• _GOAL OF THE EXERCISE_:
What follows is a block of records; reproduce all of it verbatim.

Data items
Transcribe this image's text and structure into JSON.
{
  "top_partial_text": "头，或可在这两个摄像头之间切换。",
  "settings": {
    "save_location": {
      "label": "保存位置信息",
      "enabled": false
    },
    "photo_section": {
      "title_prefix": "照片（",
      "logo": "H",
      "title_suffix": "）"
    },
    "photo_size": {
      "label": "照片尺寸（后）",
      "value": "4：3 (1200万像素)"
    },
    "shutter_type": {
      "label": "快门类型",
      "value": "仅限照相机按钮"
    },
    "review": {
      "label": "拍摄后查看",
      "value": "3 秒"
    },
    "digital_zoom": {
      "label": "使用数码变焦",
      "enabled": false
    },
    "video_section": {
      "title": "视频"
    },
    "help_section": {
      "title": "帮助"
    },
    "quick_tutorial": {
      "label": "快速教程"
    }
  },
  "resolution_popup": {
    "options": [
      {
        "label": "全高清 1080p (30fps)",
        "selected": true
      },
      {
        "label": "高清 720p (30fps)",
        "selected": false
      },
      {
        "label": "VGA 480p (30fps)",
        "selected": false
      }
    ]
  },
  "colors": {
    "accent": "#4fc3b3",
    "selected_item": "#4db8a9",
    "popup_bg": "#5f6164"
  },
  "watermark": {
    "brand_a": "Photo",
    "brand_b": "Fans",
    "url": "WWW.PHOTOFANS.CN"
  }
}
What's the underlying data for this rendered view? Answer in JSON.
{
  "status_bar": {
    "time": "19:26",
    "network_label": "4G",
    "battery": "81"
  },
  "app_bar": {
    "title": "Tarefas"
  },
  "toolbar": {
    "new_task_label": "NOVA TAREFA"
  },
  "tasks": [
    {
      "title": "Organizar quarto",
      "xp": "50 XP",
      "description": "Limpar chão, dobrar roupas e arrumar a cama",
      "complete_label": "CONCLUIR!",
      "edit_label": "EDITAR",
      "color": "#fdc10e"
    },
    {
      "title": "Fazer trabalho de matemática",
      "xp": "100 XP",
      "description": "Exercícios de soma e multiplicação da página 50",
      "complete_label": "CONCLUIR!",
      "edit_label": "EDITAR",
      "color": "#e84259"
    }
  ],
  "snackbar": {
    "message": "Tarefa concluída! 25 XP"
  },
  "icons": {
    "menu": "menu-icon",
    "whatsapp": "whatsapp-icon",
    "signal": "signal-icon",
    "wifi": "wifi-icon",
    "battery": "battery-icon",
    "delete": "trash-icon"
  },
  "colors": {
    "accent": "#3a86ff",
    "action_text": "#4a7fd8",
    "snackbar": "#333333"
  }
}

• _EXPECTED OUTPUT_:
Transcribe this image's text and structure into JSON.
{
  "top_partial_text": "头，或可在这两个摄像头之间切换。",
  "settings": {
    "save_location": {
      "label": "保存位置信息",
      "enabled": false
    },
    "photo_section": {
      "title_prefix": "照片（",
      "logo": "H",
      "title_suffix": "）"
    },
    "photo_size": {
      "label": "照片尺寸（后）",
      "value": "4：3 (1200万像素)"
    },
    "shutter_type": {
      "label": "快门类型",
      "value": "仅限照相机按钮"
    },
    "review": {
      "label": "拍摄后查看",
      "value": "3 秒"
    },
    "digital_zoom": {
      "label": "使用数码变焦",
      "enabled": false
    },
    "video_section": {
      "title": "视频"
    },
    "help_section": {
      "title": "帮助"
    },
    "quick_tutorial": {
      "label": "快速教程"
    }
  },
  "resolution_popup": {
    "options": [
      {
        "label": "全高清 1080p (30fps)",
        "selected": true
      },
      {
        "label": "高清 720p (30fps)",
        "selected": false
      },
      {
        "label": "VGA 480p (30fps)",
        "selected": false
      }
    ]
  },
  "colors": {
    "accent": "#4fc3b3",
    "selected_item": "#4db8a9",
    "popup_bg": "#5f6164"
  },
  "watermark": {
    "brand_a": "Photo",
    "brand_b": "Fans",
    "url": "WWW.PHOTOFANS.CN"
  }
}
What's the underlying data for this rendered view? Answer in JSON.
{
  "status_bar": {
    "time": "19:26",
    "network_label": "4G",
    "battery": "81"
  },
  "app_bar": {
    "title": "Tarefas"
  },
  "toolbar": {
    "new_task_label": "NOVA TAREFA"
  },
  "tasks": [
    {
      "title": "Organizar quarto",
      "xp": "50 XP",
      "description": "Limpar chão, dobrar roupas e arrumar a cama",
      "complete_label": "CONCLUIR!",
      "edit_label": "EDITAR",
      "color": "#fdc10e"
    },
    {
      "title": "Fazer trabalho de matemática",
      "xp": "100 XP",
      "description": "Exercícios de soma e multiplicação da página 50",
      "complete_label": "CONCLUIR!",
      "edit_label": "EDITAR",
      "color": "#e84259"
    }
  ],
  "snackbar": {
    "message": "Tarefa concluída! 25 XP"
  },
  "icons": {
    "menu": "menu-icon",
    "whatsapp": "whatsapp-icon",
    "signal": "signal-icon",
    "wifi": "wifi-icon",
    "battery": "battery-icon",
    "delete": "trash-icon"
  },
  "colors": {
    "accent": "#3a86ff",
    "action_text": "#4a7fd8",
    "snackbar": "#333333"
  }
}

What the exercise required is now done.